++++ Material to process
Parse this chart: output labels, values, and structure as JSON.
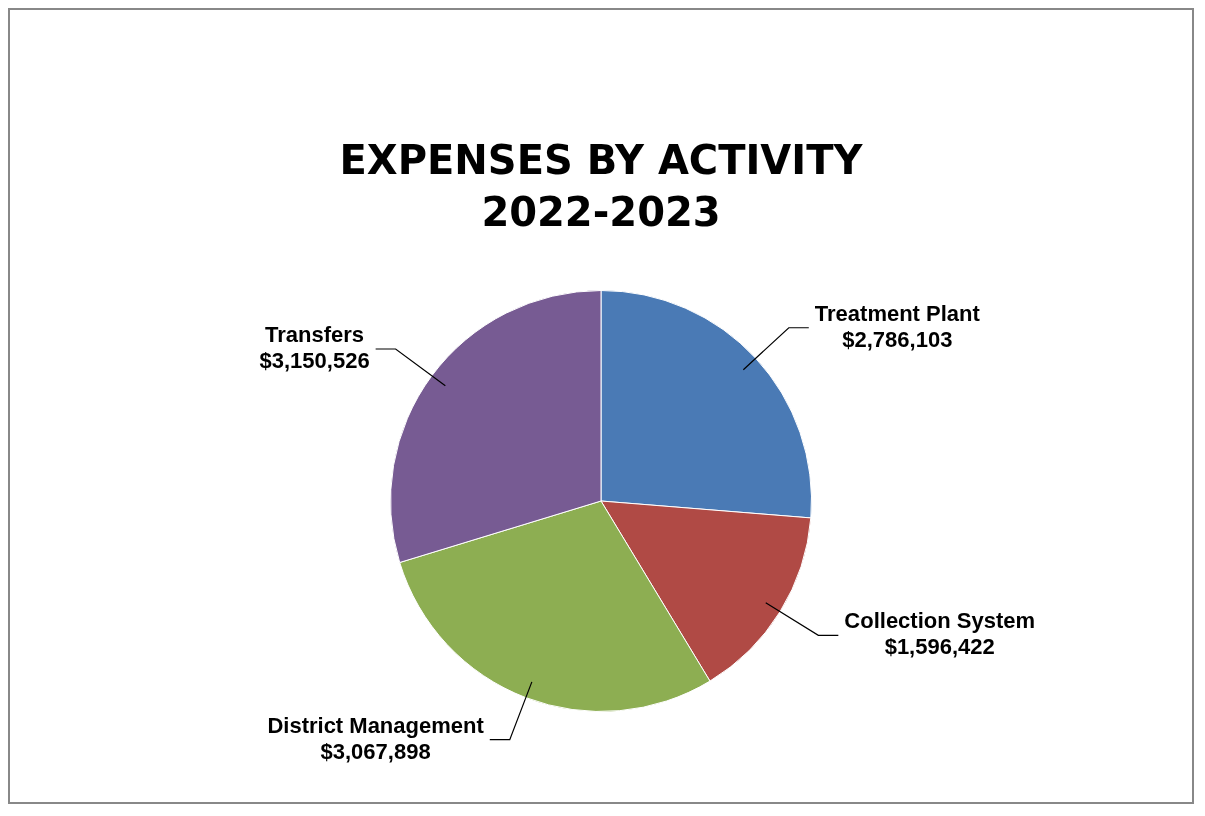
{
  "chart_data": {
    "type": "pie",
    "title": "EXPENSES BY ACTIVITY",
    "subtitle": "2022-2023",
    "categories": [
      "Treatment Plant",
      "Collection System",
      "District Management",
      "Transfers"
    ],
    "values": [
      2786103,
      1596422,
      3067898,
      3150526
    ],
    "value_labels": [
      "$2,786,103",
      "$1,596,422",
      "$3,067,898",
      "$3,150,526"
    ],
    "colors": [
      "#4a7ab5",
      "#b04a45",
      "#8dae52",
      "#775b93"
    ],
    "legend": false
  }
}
++++++++
[Written request] Keep only the lines that hold the string "values", and copy them out.

[Answer for this exercise]
Parse this chart: output labels, values, and structure as JSON.
    "values": [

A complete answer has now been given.